- [TASK BRIEF] Pick out each line containing the string "embed" and copy it.

── PROVIDED ENTRIES ──

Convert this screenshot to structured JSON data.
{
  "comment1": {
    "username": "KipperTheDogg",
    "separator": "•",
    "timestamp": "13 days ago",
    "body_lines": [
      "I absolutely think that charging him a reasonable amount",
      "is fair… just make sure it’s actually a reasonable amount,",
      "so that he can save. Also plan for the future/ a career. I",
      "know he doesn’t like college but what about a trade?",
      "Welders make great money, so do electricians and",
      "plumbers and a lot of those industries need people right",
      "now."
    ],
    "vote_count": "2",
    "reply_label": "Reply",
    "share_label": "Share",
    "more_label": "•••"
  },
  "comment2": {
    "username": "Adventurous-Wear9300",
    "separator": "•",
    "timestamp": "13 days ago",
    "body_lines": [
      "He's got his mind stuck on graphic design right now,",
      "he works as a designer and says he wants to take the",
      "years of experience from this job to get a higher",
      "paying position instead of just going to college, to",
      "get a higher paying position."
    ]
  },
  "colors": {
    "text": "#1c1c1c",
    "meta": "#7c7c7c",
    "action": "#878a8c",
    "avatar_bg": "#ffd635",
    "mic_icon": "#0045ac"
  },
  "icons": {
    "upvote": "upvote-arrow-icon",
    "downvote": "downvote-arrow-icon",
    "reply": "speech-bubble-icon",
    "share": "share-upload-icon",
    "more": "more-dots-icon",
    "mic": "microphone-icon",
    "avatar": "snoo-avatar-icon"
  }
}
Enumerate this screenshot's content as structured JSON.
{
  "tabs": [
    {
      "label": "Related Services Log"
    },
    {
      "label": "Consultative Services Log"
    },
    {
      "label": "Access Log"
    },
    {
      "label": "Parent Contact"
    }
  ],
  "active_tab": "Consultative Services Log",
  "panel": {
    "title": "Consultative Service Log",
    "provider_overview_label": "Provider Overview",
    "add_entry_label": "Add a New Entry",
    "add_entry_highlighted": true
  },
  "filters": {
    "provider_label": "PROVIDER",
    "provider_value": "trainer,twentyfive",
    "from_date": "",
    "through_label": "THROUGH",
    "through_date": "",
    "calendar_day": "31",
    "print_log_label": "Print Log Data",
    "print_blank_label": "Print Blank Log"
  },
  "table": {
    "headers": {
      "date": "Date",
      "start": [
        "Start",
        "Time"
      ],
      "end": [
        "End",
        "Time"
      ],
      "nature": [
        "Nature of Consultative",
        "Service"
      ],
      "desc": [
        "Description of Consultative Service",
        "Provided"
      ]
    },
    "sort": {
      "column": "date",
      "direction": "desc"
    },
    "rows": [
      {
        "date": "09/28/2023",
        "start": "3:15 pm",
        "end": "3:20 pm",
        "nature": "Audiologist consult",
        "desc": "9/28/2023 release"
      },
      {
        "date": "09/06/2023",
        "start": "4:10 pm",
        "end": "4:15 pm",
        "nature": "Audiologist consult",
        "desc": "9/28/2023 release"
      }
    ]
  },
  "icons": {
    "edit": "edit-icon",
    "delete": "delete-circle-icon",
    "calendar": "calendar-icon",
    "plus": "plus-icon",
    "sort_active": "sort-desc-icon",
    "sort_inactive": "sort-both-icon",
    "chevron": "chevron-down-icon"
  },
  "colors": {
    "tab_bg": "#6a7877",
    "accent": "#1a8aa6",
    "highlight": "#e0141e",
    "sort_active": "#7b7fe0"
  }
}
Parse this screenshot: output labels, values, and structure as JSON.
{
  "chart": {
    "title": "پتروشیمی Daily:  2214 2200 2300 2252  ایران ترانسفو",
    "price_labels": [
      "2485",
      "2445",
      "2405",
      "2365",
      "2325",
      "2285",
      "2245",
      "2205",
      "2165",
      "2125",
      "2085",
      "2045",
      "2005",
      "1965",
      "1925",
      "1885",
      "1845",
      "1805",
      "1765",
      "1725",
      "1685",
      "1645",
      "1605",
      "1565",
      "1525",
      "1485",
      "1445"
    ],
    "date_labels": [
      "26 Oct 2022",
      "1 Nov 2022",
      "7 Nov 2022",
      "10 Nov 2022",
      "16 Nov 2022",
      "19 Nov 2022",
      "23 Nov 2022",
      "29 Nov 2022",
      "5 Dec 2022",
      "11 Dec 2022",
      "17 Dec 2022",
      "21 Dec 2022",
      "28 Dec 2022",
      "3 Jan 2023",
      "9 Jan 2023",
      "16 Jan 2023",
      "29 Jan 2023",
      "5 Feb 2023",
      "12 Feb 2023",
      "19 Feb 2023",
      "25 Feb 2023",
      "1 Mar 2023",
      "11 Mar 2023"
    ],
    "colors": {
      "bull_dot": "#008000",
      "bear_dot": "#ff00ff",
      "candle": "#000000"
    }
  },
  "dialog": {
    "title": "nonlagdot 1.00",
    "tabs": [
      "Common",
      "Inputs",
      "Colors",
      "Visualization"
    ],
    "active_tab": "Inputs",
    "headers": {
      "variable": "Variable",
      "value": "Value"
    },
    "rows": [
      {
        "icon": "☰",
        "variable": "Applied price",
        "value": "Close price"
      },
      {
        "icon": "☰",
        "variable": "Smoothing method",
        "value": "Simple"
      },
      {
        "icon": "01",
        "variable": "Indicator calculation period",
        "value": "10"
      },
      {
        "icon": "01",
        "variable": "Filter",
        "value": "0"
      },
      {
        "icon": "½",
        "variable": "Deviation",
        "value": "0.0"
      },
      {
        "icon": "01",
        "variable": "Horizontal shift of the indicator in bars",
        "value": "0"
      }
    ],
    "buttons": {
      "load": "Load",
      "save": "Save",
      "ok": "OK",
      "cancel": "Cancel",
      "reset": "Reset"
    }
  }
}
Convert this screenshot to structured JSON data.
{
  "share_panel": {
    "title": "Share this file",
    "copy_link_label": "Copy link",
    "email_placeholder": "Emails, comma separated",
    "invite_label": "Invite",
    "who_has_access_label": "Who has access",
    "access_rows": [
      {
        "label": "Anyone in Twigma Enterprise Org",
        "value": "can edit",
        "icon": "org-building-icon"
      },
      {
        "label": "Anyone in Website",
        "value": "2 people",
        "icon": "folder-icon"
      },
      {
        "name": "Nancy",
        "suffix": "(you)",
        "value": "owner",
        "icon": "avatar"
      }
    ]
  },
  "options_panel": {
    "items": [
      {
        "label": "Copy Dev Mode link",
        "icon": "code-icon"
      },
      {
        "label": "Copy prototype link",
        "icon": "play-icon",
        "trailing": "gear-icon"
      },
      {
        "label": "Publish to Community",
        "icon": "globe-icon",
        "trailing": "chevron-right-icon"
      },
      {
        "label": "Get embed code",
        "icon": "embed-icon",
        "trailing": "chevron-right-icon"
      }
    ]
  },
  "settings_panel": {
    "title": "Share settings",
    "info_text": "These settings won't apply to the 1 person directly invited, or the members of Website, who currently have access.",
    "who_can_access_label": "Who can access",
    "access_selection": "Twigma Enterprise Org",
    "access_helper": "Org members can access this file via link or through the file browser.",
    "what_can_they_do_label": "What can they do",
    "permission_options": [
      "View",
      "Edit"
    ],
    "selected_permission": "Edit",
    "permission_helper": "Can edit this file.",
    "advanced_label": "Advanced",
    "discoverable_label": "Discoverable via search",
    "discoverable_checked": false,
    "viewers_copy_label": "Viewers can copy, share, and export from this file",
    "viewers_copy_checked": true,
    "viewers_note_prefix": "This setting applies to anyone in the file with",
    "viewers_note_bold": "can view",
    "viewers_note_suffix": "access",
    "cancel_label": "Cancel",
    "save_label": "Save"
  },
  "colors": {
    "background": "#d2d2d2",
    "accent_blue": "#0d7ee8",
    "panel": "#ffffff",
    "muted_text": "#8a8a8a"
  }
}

───

- [EXERCISE OUTPUT]
        "label": "Get embed code",
        "icon": "embed-icon",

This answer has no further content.